#### Work task:
Using the word "avtalad" as the filter, copy each matching line from the records.

[[ Extracted records, beginning ]]

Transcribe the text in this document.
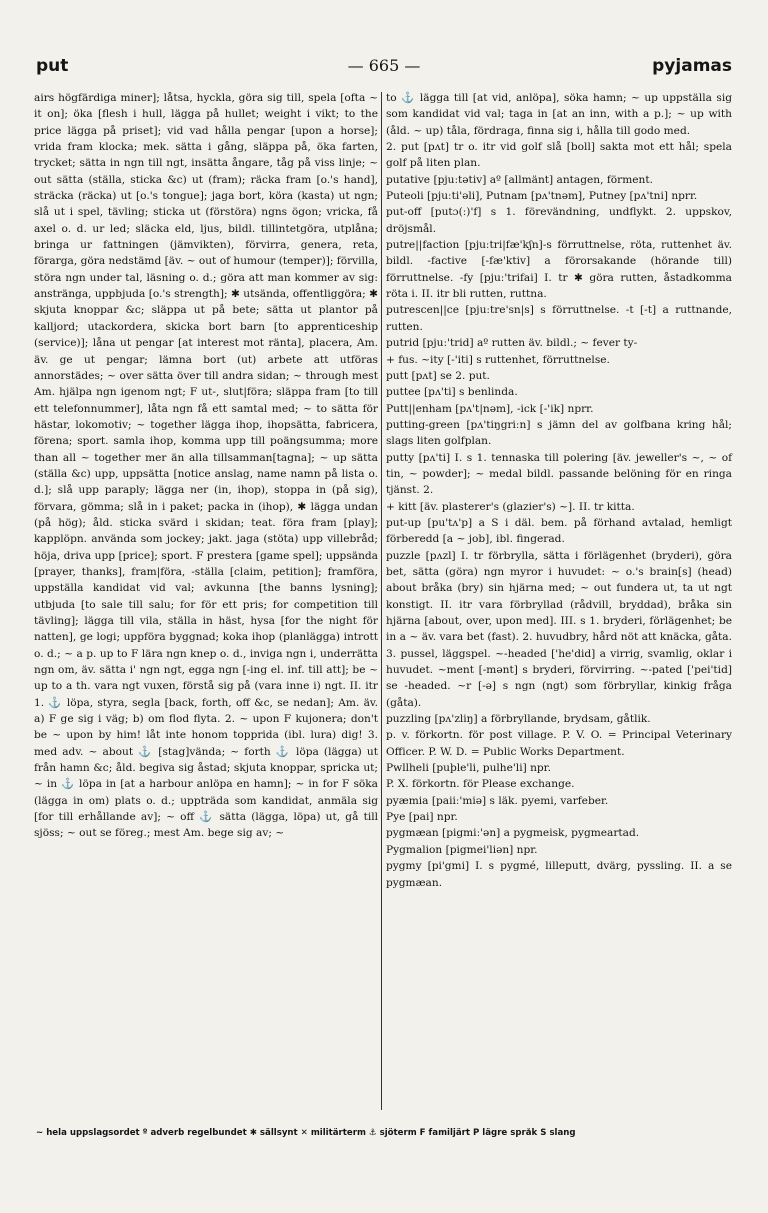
put	— 665 —	pyjamas

airs högfärdiga miner]; låtsa, hyckla, göra sig till, spela [ofta ~ it on]; öka [flesh i hull, lägga på hullet; weight i vikt; to the price lägga på priset]; vid vad hålla pengar [upon a horse]; vrida fram klocka; mek. sätta i gång, släppa på, öka farten, trycket; sätta in ngn till ngt, insätta ångare, tåg på viss linje; ~ out sätta (ställa, sticka &c) ut (fram); räcka fram [o.'s hand], sträcka (räcka) ut [o.'s tongue]; jaga bort, köra (kasta) ut ngn; slå ut i spel, tävling; sticka ut (förstöra) ngns ögon; vricka, få axel o. d. ur led; släcka eld, ljus, bildl. tillintetgöra, utplåna; bringa ur fattningen (jämvikten), förvirra, genera, reta, förarga, göra nedstämd [äv. ~ out of humour (temper)]; förvilla, störa ngn under tal, läsning o. d.; göra att man kommer av sig: anstränga, uppbjuda [o.'s strength]; ✱ utsända, offentliggöra; ✱ skjuta knoppar &c; släppa ut på bete; sätta ut plantor på kalljord; utackordera, skicka bort barn [to apprenticeship (service)]; låna ut pengar [at interest mot ränta], placera, Am. äv. ge ut pengar; lämna bort (ut) arbete att utföras annorstädes; ~ over sätta över till andra sidan; ~ through mest Am. hjälpa ngn igenom ngt; F ut-, slut|föra; släppa fram [to till ett telefonnummer], låta ngn få ett samtal med; ~ to sätta för hästar, lokomotiv; ~ together lägga ihop, ihopsätta, fabricera, förena; sport. samla ihop, komma upp till poängsumma; more than all ~ together mer än alla tillsamman[tagna]; ~ up sätta (ställa &c) upp, uppsätta [notice anslag, name namn på lista o. d.]; slå upp paraply; lägga ner (in, ihop), stoppa in (på sig), förvara, gömma; slå in i paket; packa in (ihop), ✱ lägga undan (på hög); åld. sticka svärd i skidan; teat. föra fram [play]; kapplöpn. använda som jockey; jakt. jaga (stöta) upp villebråd; höja, driva upp [price]; sport. F prestera [game spel]; uppsända [prayer, thanks], fram|föra, -ställa [claim, petition]; framföra, uppställa kandidat vid val; avkunna [the banns lysning]; utbjuda [to sale till salu; for för ett pris; for competition till tävling]; lägga till vila, ställa in häst, hysa [for the night för natten], ge logi; uppföra byggnad; koka ihop (planlägga) intrott o. d.; ~ a p. up to F lära ngn knep o. d., invigа ngn i, underrätta ngn om, äv. sätta i' ngn ngt, egga ngn [-ing el. inf. till att]; be ~ up to a th. vara ngt vuxen, förstå sig på (vara inne i) ngt. II. itr 1. ⚓ löpa, styra, segla [back, forth, off &c, se nedan]; Am. äv. a) F ge sig i väg; b) om flod flyta. 2. ~ upon F kujonera; don't be ~ upon by him! låt inte honom toppridа (ibl. lura) dig! 3. med adv. ~ about ⚓ [stag]vända; ~ forth ⚓ löpa (lägga) ut från hamn &c; åld. begiva sig åstad; skjuta knoppar, spricka ut; ~ in ⚓ löpa in [at a harbour anlöpa en hamn]; ~ in for F söka (lägga in om) plats o. d.; uppträda som kandidat, anmäla sig [for till erhållande av]; ~ off ⚓ sätta (lägga, löpa) ut, gå till sjöss; ~ out se föreg.; mest Am. bege sig av; ~

to ⚓ lägga till [at vid, anlöpa], söka hamn; ~ up uppställa sig som kandidat vid val; taga in [at an inn, with a p.]; ~ up with (åld. ~ up) tåla, fördraga, finna sig i, hålla till godo med.

2. put [pʌt] tr o. itr vid golf slå [boll] sakta mot ett hål; spela golf på liten plan.

putative [pjuːtətiv] aº [allmänt] antagen, förment.

Puteoli [pjuːti'əli], Putnam [pʌ'tnəm], Putney [pʌ'tni] nprr.

put-off [putɔ(ː)'f] s 1. förevändning, undflykt. 2. uppskov, dröjsmål.

putre||faction [pjuːtri|fæ'kʃn]-s förruttnelse, röta, ruttenhet äv. bildl. -factive [-fæ'ktiv] a förorsakande (hörande till) förruttnelse. -fy [pjuː'trifai] I. tr ✱ göra rutten, åstadkomma röta i. II. itr bli rutten, ruttna.

putrescen||ce [pjuːtre'sn|s] s förruttnelse. -t [-t] a ruttnande, rutten.

putrid [pjuː'trid] aº rutten äv. bildl.; ~ fever ty-

+ fus. ~ity [-'iti] s ruttenhet, förruttnelse.

putt [pʌt] se 2. put.

puttee [pʌ'ti] s benlinda.

Putt||enham [pʌ't|nəm], -ick [-'ik] nprr.

putting-green [pʌ'tiŋgriːn] s jämn del av golfbana kring hål; slags liten golfplan.

putty [pʌ'ti] I. s 1. tennaska till polering [äv. jeweller's ~, ~ of tin, ~ powder]; ~ medal bildl. passande belöning för en ringa tjänst. 2.

+ kitt [äv. plasterer's (glazier's) ~]. II. tr kitta.

put-up [pu'tʌ'p] a S i däl. bem. på förhand avtalad, hemligt förberedd [a ~ job], ibl. fingerad.

puzzle [pʌzl] I. tr förbrylla, sätta i förlägenhet (bryderi), göra bet, sätta (göra) ngn myror i huvudet: ~ o.'s brain[s] (head) about bråka (bry) sin hjärna med; ~ out fundera ut, ta ut ngt konstigt. II. itr vara förbryllad (rådvill, bryddad), bråka sin hjärna [about, over, upon med]. III. s 1. bryderi, förlägenhet; be in a ~ äv. vara bet (fast). 2. huvudbry, hård nöt att knäcka, gåta. 3. pussel, läggspel. ~-headed ['he'did] a virrig, svamlig, oklar i huvudet. ~ment [-mənt] s bryderi, förvirring. ~-pated ['pei'tid] se -headed. ~r [-ə] s ngn (ngt) som förbryllar, kinkig fråga (gåta).

puzzling [pʌ'zliŋ] a förbryllande, brydsam, gåtlik.

p. v. förkortn. för post village. P. V. O. = Principal Veterinary Officer. P. W. D. = Public Works Department.

Pwllheli [puþle'li, pulhe'li] npr.

P. X. förkortn. för Please exchange.

pyæmia [paiiː'miə] s läk. pyemi, varfeber.

Pye [pai] npr.

pygmæan [pigmiː'ən] a pygmeisk, pygmeartad.

Pygmalion [pigmei'liən] npr.

pygmy [pi'gmi] I. s pygmé, lilleputt, dvärg, pyssling. II. a se pygmæan.

~ hela uppslagsordet º adverb regelbundet ✱ sällsynt ✕ militärterm ⚓ sjöterm F familjärt P lägre språk S slang
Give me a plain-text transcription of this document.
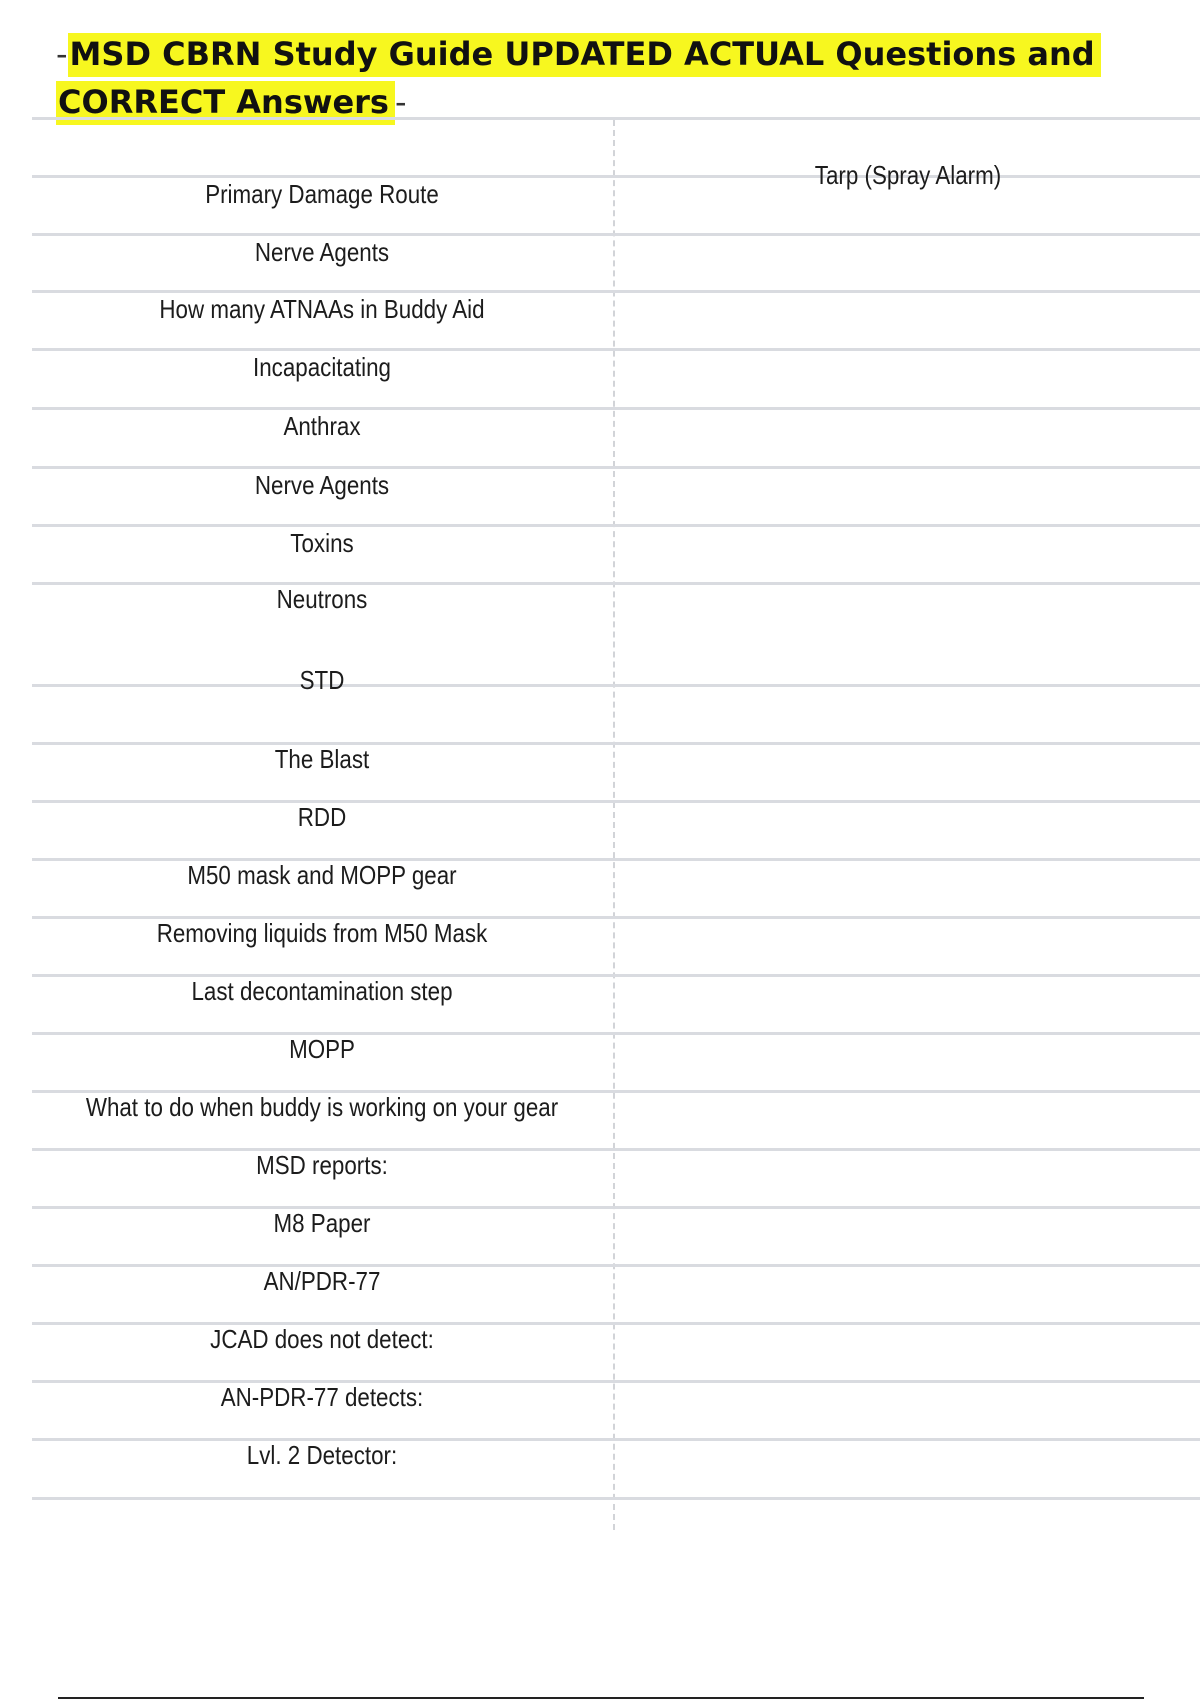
-MSD CBRN Study Guide UPDATED ACTUAL Questions and CORRECT Answers -
Tarp (Spray Alarm)
Primary Damage Route
Nerve Agents
How many ATNAAs in Buddy Aid
Incapacitating
Anthrax
Nerve Agents
Toxins
Neutrons
STD
The Blast
RDD
M50 mask and MOPP gear
Removing liquids from M50 Mask
Last decontamination step
MOPP
What to do when buddy is working on your gear
MSD reports:
M8 Paper
AN/PDR-77
JCAD does not detect:
AN-PDR-77 detects:
Lvl. 2 Detector:
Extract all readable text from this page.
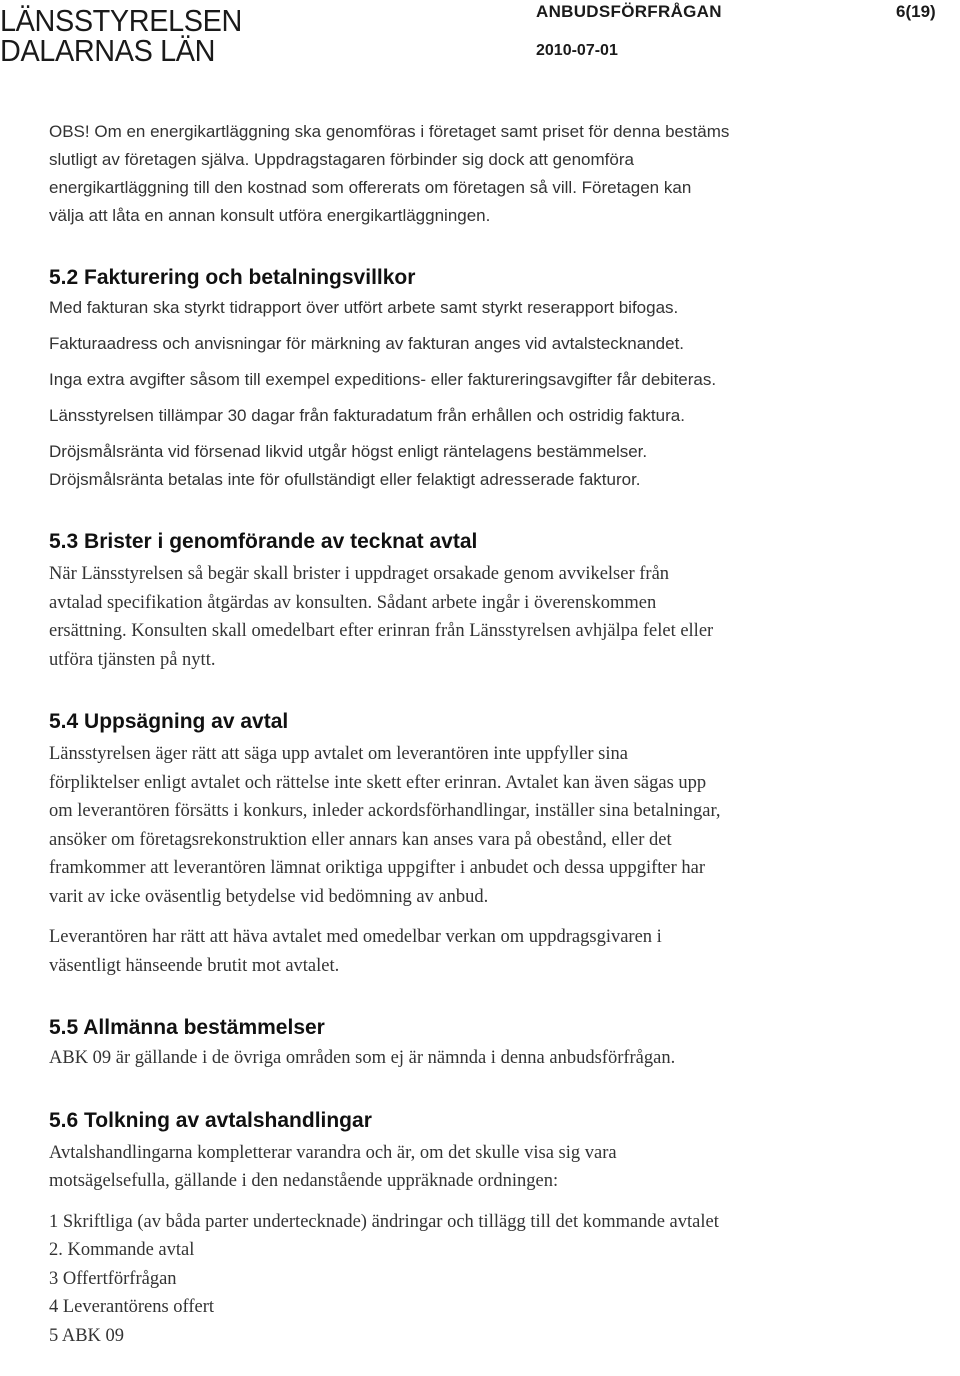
LÄNSSTYRELSEN
DALARNAS LÄN
ANBUDSFÖRFRÅGAN	6(19)
2010-07-01

OBS! Om en energikartläggning ska genomföras i företaget samt priset för denna bestäms

slutligt av företagen själva. Uppdragstagaren förbinder sig dock att genomföra

energikartläggning till den kostnad som offererats om företagen så vill. Företagen kan

välja att låta en annan konsult utföra energikartläggningen.

5.2 Fakturering och betalningsvillkor

Med fakturan ska styrkt tidrapport över utfört arbete samt styrkt reserapport bifogas.

Fakturaadress och anvisningar för märkning av fakturan anges vid avtalstecknandet.

Inga extra avgifter såsom till exempel expeditions- eller faktureringsavgifter får debiteras.

Länsstyrelsen tillämpar 30 dagar från fakturadatum från erhållen och ostridig faktura.

Dröjsmålsränta vid försenad likvid utgår högst enligt räntelagens bestämmelser.

Dröjsmålsränta betalas inte för ofullständigt eller felaktigt adresserade fakturor.

5.3 Brister i genomförande av tecknat avtal

När Länsstyrelsen så begär skall brister i uppdraget orsakade genom avvikelser från

avtalad specifikation åtgärdas av konsulten. Sådant arbete ingår i överenskommen

ersättning. Konsulten skall omedelbart efter erinran från Länsstyrelsen avhjälpa felet eller

utföra tjänsten på nytt.

5.4 Uppsägning av avtal

Länsstyrelsen äger rätt att säga upp avtalet om leverantören inte uppfyller sina

förpliktelser enligt avtalet och rättelse inte skett efter erinran. Avtalet kan även sägas upp

om leverantören försätts i konkurs, inleder ackordsförhandlingar, inställer sina betalningar,

ansöker om företagsrekonstruktion eller annars kan anses vara på obestånd, eller det

framkommer att leverantören lämnat oriktiga uppgifter i anbudet och dessa uppgifter har

varit av icke oväsentlig betydelse vid bedömning av anbud.

Leverantören har rätt att häva avtalet med omedelbar verkan om uppdragsgivaren i

väsentligt hänseende brutit mot avtalet.

5.5 Allmänna bestämmelser

ABK 09 är gällande i de övriga områden som ej är nämnda i denna anbudsförfrågan.

5.6 Tolkning av avtalshandlingar

Avtalshandlingarna kompletterar varandra och är, om det skulle visa sig vara

motsägelsefulla, gällande i den nedanstående uppräknade ordningen:

1 Skriftliga (av båda parter undertecknade) ändringar och tillägg till det kommande avtalet

2. Kommande avtal

3 Offertförfrågan

4 Leverantörens offert

5 ABK 09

[[ Extracted records, end ]]

#### Exercise answer:
put-up [pu'tʌ'p] a S i däl. bem. på förhand avtalad, hemligt förberedd [a ~ job], ibl. fingerad.
avtalad specifikation åtgärdas av konsulten. Sådant arbete ingår i överenskommen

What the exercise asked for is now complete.